- WRITTEN TASK
Give all of the lines again exactly as they read.

- DATA FOR THIS TASK

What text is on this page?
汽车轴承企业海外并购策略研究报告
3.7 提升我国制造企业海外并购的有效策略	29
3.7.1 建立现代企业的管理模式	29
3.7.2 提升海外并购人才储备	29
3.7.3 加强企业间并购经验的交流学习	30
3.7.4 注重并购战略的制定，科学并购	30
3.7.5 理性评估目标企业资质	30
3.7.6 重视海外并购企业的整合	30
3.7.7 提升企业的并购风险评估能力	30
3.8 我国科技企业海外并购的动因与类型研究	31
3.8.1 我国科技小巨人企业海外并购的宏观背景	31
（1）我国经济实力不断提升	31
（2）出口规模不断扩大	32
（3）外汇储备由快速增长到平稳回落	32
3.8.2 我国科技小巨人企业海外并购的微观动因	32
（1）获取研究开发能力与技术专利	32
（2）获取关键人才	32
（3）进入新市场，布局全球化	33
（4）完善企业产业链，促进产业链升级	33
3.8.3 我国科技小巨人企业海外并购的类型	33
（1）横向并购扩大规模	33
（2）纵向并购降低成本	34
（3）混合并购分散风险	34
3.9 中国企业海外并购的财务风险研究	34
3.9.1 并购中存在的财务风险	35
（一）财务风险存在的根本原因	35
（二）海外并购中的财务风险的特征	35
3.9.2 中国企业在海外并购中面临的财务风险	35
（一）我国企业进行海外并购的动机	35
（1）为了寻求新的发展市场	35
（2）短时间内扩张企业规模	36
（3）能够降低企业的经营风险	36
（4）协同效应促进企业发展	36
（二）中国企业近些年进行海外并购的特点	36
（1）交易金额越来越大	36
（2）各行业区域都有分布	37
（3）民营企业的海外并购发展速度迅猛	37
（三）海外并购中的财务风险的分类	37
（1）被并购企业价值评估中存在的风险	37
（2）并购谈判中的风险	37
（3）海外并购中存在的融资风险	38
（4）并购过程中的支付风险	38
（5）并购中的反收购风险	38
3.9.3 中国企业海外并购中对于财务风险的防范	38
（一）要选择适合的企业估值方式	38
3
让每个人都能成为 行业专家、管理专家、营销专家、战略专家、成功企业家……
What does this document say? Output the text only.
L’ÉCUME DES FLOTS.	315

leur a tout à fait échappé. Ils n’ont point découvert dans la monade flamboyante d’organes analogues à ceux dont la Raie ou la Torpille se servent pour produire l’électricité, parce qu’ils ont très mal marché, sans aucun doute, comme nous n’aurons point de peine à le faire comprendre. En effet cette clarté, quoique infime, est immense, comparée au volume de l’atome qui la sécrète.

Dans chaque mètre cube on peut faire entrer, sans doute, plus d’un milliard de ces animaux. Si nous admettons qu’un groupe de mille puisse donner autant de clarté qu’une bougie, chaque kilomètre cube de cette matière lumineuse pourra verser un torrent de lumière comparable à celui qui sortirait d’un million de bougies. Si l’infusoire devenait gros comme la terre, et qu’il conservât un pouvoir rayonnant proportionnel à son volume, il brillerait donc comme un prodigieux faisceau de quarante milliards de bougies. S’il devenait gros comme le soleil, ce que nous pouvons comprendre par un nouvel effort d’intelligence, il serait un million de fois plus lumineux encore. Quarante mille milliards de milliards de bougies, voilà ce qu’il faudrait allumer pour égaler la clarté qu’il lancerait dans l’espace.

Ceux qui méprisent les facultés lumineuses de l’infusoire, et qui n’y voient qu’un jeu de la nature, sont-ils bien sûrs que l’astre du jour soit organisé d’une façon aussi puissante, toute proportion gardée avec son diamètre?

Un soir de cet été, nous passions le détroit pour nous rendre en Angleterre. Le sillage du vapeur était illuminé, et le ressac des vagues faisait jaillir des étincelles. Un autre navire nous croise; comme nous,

- FINISHED TASK
What text is on this page?
汽车轴承企业海外并购策略研究报告
3.7 提升我国制造企业海外并购的有效策略	29
3.7.1 建立现代企业的管理模式	29
3.7.2 提升海外并购人才储备	29
3.7.3 加强企业间并购经验的交流学习	30
3.7.4 注重并购战略的制定，科学并购	30
3.7.5 理性评估目标企业资质	30
3.7.6 重视海外并购企业的整合	30
3.7.7 提升企业的并购风险评估能力	30
3.8 我国科技企业海外并购的动因与类型研究	31
3.8.1 我国科技小巨人企业海外并购的宏观背景	31
（1）我国经济实力不断提升	31
（2）出口规模不断扩大	32
（3）外汇储备由快速增长到平稳回落	32
3.8.2 我国科技小巨人企业海外并购的微观动因	32
（1）获取研究开发能力与技术专利	32
（2）获取关键人才	32
（3）进入新市场，布局全球化	33
（4）完善企业产业链，促进产业链升级	33
3.8.3 我国科技小巨人企业海外并购的类型	33
（1）横向并购扩大规模	33
（2）纵向并购降低成本	34
（3）混合并购分散风险	34
3.9 中国企业海外并购的财务风险研究	34
3.9.1 并购中存在的财务风险	35
（一）财务风险存在的根本原因	35
（二）海外并购中的财务风险的特征	35
3.9.2 中国企业在海外并购中面临的财务风险	35
（一）我国企业进行海外并购的动机	35
（1）为了寻求新的发展市场	35
（2）短时间内扩张企业规模	36
（3）能够降低企业的经营风险	36
（4）协同效应促进企业发展	36
（二）中国企业近些年进行海外并购的特点	36
（1）交易金额越来越大	36
（2）各行业区域都有分布	37
（3）民营企业的海外并购发展速度迅猛	37
（三）海外并购中的财务风险的分类	37
（1）被并购企业价值评估中存在的风险	37
（2）并购谈判中的风险	37
（3）海外并购中存在的融资风险	38
（4）并购过程中的支付风险	38
（5）并购中的反收购风险	38
3.9.3 中国企业海外并购中对于财务风险的防范	38
（一）要选择适合的企业估值方式	38
3
让每个人都能成为 行业专家、管理专家、营销专家、战略专家、成功企业家……
What does this document say? Output the text only.
L’ÉCUME DES FLOTS.	315

leur a tout à fait échappé. Ils n’ont point découvert dans la monade flamboyante d’organes analogues à ceux dont la Raie ou la Torpille se servent pour produire l’électricité, parce qu’ils ont très mal marché, sans aucun doute, comme nous n’aurons point de peine à le faire comprendre. En effet cette clarté, quoique infime, est immense, comparée au volume de l’atome qui la sécrète.

Dans chaque mètre cube on peut faire entrer, sans doute, plus d’un milliard de ces animaux. Si nous admettons qu’un groupe de mille puisse donner autant de clarté qu’une bougie, chaque kilomètre cube de cette matière lumineuse pourra verser un torrent de lumière comparable à celui qui sortirait d’un million de bougies. Si l’infusoire devenait gros comme la terre, et qu’il conservât un pouvoir rayonnant proportionnel à son volume, il brillerait donc comme un prodigieux faisceau de quarante milliards de bougies. S’il devenait gros comme le soleil, ce que nous pouvons comprendre par un nouvel effort d’intelligence, il serait un million de fois plus lumineux encore. Quarante mille milliards de milliards de bougies, voilà ce qu’il faudrait allumer pour égaler la clarté qu’il lancerait dans l’espace.

Ceux qui méprisent les facultés lumineuses de l’infusoire, et qui n’y voient qu’un jeu de la nature, sont-ils bien sûrs que l’astre du jour soit organisé d’une façon aussi puissante, toute proportion gardée avec son diamètre?

Un soir de cet été, nous passions le détroit pour nous rendre en Angleterre. Le sillage du vapeur était illuminé, et le ressac des vagues faisait jaillir des étincelles. Un autre navire nous croise; comme nous,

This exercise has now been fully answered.